Task description: Count the lines below that contain the word "Nome", and report only that number.

• • • • • • •

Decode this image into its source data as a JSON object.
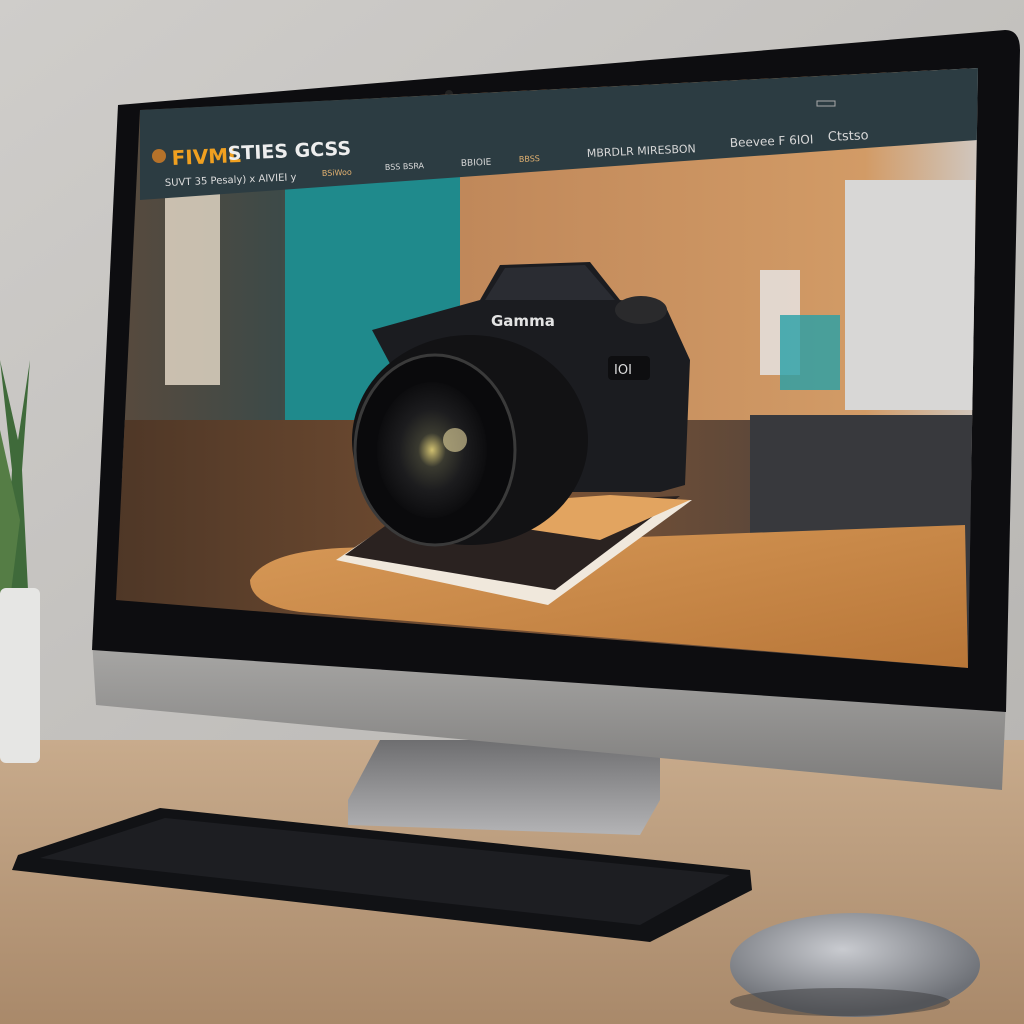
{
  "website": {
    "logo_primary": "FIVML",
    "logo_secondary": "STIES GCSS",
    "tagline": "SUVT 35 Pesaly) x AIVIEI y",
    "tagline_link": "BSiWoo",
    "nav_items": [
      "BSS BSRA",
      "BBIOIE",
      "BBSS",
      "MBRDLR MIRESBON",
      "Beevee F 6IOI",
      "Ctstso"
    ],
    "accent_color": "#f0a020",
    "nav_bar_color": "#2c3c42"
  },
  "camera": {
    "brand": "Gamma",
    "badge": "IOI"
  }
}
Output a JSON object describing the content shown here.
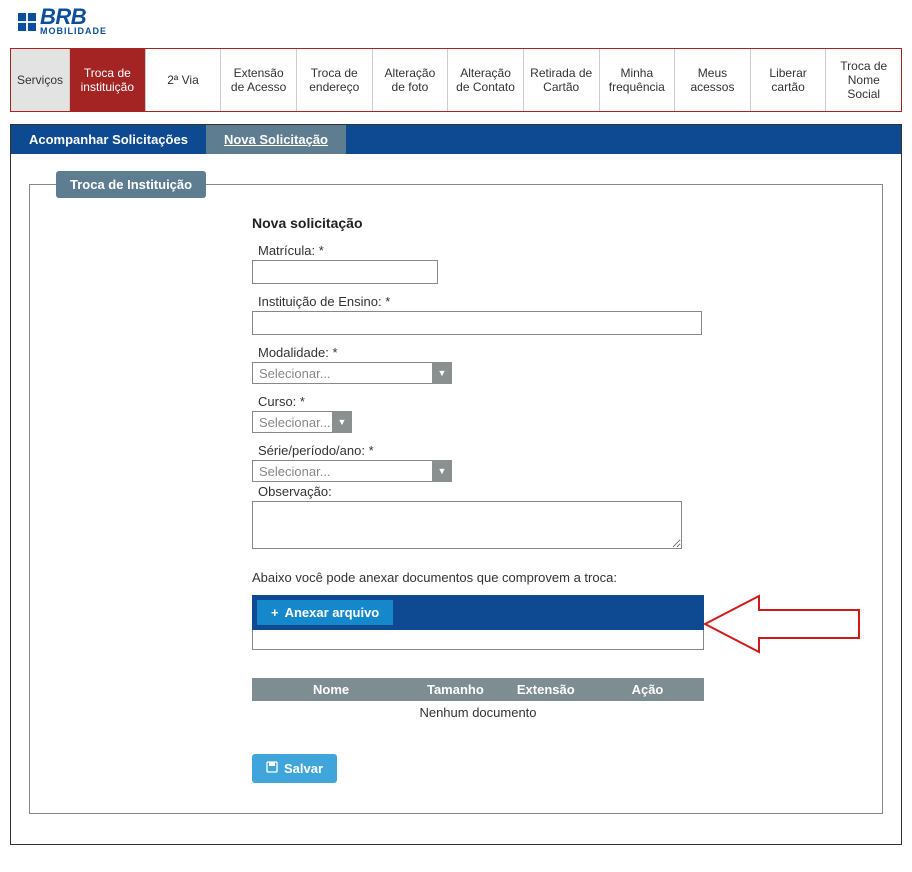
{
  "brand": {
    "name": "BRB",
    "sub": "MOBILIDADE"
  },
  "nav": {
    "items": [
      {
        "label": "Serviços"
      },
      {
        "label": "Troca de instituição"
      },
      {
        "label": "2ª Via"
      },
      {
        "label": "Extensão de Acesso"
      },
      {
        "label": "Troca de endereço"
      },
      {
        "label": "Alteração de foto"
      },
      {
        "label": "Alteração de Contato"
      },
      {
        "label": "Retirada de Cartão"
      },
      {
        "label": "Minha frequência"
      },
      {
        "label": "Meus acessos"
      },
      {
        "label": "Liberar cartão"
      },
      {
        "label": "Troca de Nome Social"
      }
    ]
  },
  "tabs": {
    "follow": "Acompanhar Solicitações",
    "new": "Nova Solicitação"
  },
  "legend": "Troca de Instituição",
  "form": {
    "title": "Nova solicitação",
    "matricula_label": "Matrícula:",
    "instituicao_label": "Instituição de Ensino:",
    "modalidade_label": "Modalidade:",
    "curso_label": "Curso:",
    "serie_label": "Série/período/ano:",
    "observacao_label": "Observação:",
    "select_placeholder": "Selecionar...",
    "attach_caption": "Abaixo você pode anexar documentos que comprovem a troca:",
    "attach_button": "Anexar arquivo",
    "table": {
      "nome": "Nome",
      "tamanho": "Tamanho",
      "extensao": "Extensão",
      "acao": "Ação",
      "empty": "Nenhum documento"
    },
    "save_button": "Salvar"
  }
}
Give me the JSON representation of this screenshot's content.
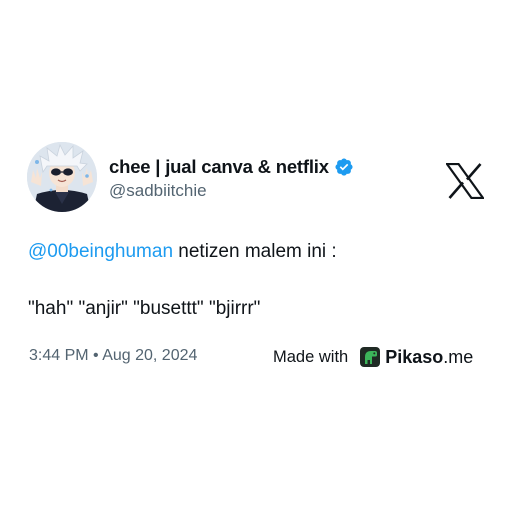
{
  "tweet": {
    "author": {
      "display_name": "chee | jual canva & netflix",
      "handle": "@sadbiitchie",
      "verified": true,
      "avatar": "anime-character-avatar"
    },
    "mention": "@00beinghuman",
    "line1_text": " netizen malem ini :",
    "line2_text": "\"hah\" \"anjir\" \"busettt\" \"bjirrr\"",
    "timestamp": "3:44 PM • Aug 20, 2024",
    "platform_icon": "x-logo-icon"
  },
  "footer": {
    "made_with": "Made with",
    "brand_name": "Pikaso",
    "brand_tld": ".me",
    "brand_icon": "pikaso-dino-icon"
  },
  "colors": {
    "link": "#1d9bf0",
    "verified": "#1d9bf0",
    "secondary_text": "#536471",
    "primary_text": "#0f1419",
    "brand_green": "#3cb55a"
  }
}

• • • • • • •

Answer: 2